# [REQUEST]
Produce a word-for-word copy of the listing below without its pictures.

--- start of DATA FOR THE TASK ---

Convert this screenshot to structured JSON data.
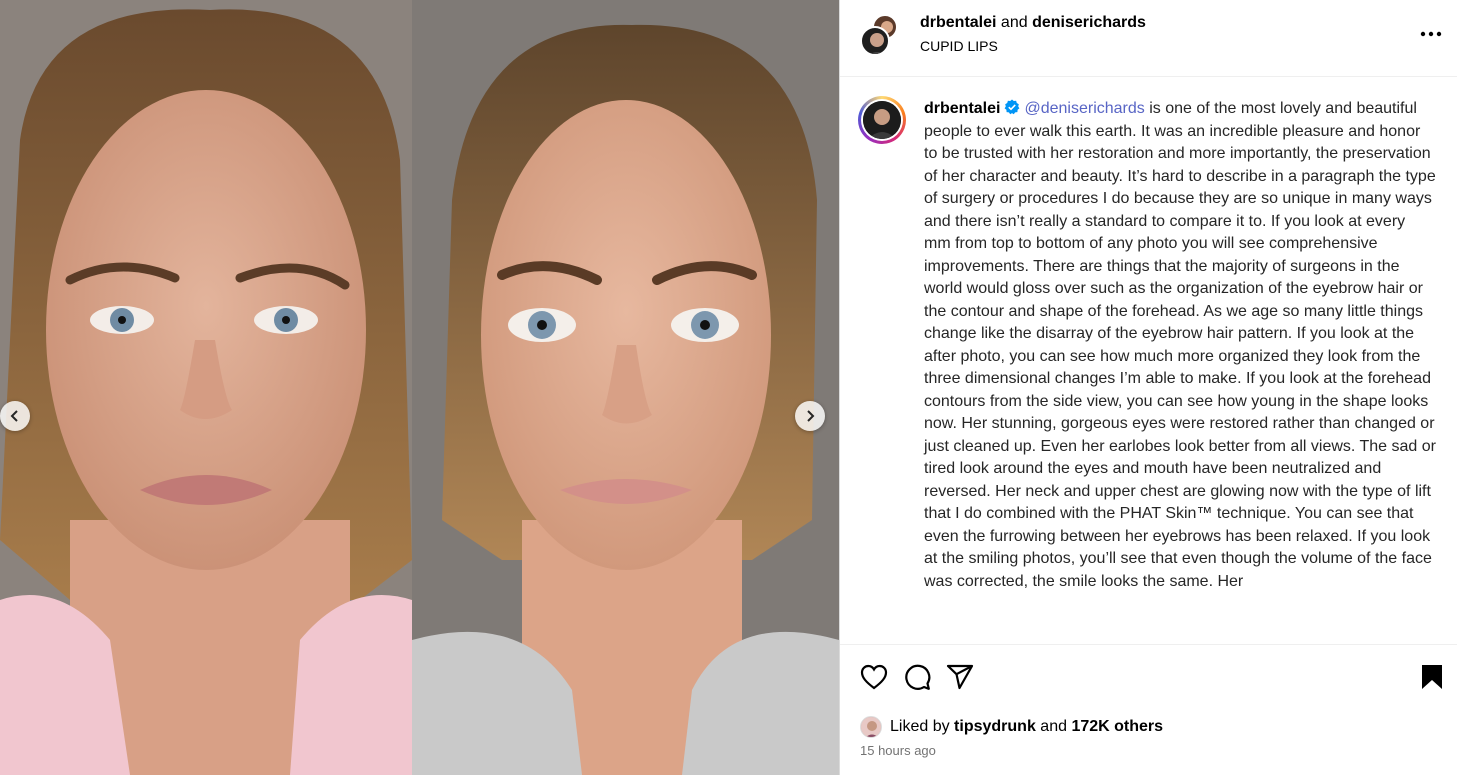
{
  "post": {
    "authors": [
      "drbentalei",
      "deniserichards"
    ],
    "and_text": "and",
    "subtitle": "CUPID LIPS"
  },
  "caption": {
    "author": "drbentalei",
    "mention": "@deniserichards",
    "text": " is one of the most lovely and beautiful people to ever walk this earth. It was an incredible pleasure and honor to be trusted with her restoration and more importantly, the preservation of her character and beauty. It’s hard to describe in a paragraph the type of surgery or procedures I do because they are so unique in many ways and there isn’t really a standard to compare it to. If you look at every mm from top to bottom of any photo you will see comprehensive improvements. There are things that the majority of surgeons in the world would gloss over such as the organization of the eyebrow hair or the contour and shape of the forehead. As we age so many little things change like the disarray of the eyebrow hair pattern. If you look at the after photo, you can see how much more organized they look from the three dimensional changes I’m able to make. If you look at the forehead contours from the side view, you can see how young in the shape looks now. Her stunning, gorgeous eyes were restored rather than changed or just cleaned up. Even her earlobes look better from all views. The sad or tired look around the eyes and mouth have been neutralized and reversed. Her neck and upper chest are glowing now with the type of lift that I do combined with the PHAT Skin™  technique. You can see that even the furrowing between her eyebrows has been relaxed. If you look at the smiling photos, you’ll see that even though the volume of the face was corrected, the smile looks the same. Her"
  },
  "likes": {
    "prefix": "Liked by",
    "user": "tipsydrunk",
    "and_text": "and",
    "others": "172K others"
  },
  "timestamp": "15 hours ago",
  "icons": {
    "nav_prev": "chevron-left-icon",
    "nav_next": "chevron-right-icon",
    "more": "more-options-icon",
    "verified": "verified-badge-icon",
    "like": "heart-icon",
    "comment": "comment-icon",
    "share": "share-icon",
    "save": "bookmark-icon"
  },
  "colors": {
    "mention": "#5865c5",
    "verified": "#0095f6",
    "muted": "#737373"
  }
}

--- end of DATA FOR THE TASK ---

# [EXPECTED OUTPUT]
Convert this screenshot to structured JSON data.
{
  "post": {
    "authors": [
      "drbentalei",
      "deniserichards"
    ],
    "and_text": "and",
    "subtitle": "CUPID LIPS"
  },
  "caption": {
    "author": "drbentalei",
    "mention": "@deniserichards",
    "text": " is one of the most lovely and beautiful people to ever walk this earth. It was an incredible pleasure and honor to be trusted with her restoration and more importantly, the preservation of her character and beauty. It’s hard to describe in a paragraph the type of surgery or procedures I do because they are so unique in many ways and there isn’t really a standard to compare it to. If you look at every mm from top to bottom of any photo you will see comprehensive improvements. There are things that the majority of surgeons in the world would gloss over such as the organization of the eyebrow hair or the contour and shape of the forehead. As we age so many little things change like the disarray of the eyebrow hair pattern. If you look at the after photo, you can see how much more organized they look from the three dimensional changes I’m able to make. If you look at the forehead contours from the side view, you can see how young in the shape looks now. Her stunning, gorgeous eyes were restored rather than changed or just cleaned up. Even her earlobes look better from all views. The sad or tired look around the eyes and mouth have been neutralized and reversed. Her neck and upper chest are glowing now with the type of lift that I do combined with the PHAT Skin™  technique. You can see that even the furrowing between her eyebrows has been relaxed. If you look at the smiling photos, you’ll see that even though the volume of the face was corrected, the smile looks the same. Her"
  },
  "likes": {
    "prefix": "Liked by",
    "user": "tipsydrunk",
    "and_text": "and",
    "others": "172K others"
  },
  "timestamp": "15 hours ago",
  "icons": {
    "nav_prev": "chevron-left-icon",
    "nav_next": "chevron-right-icon",
    "more": "more-options-icon",
    "verified": "verified-badge-icon",
    "like": "heart-icon",
    "comment": "comment-icon",
    "share": "share-icon",
    "save": "bookmark-icon"
  },
  "colors": {
    "mention": "#5865c5",
    "verified": "#0095f6",
    "muted": "#737373"
  }
}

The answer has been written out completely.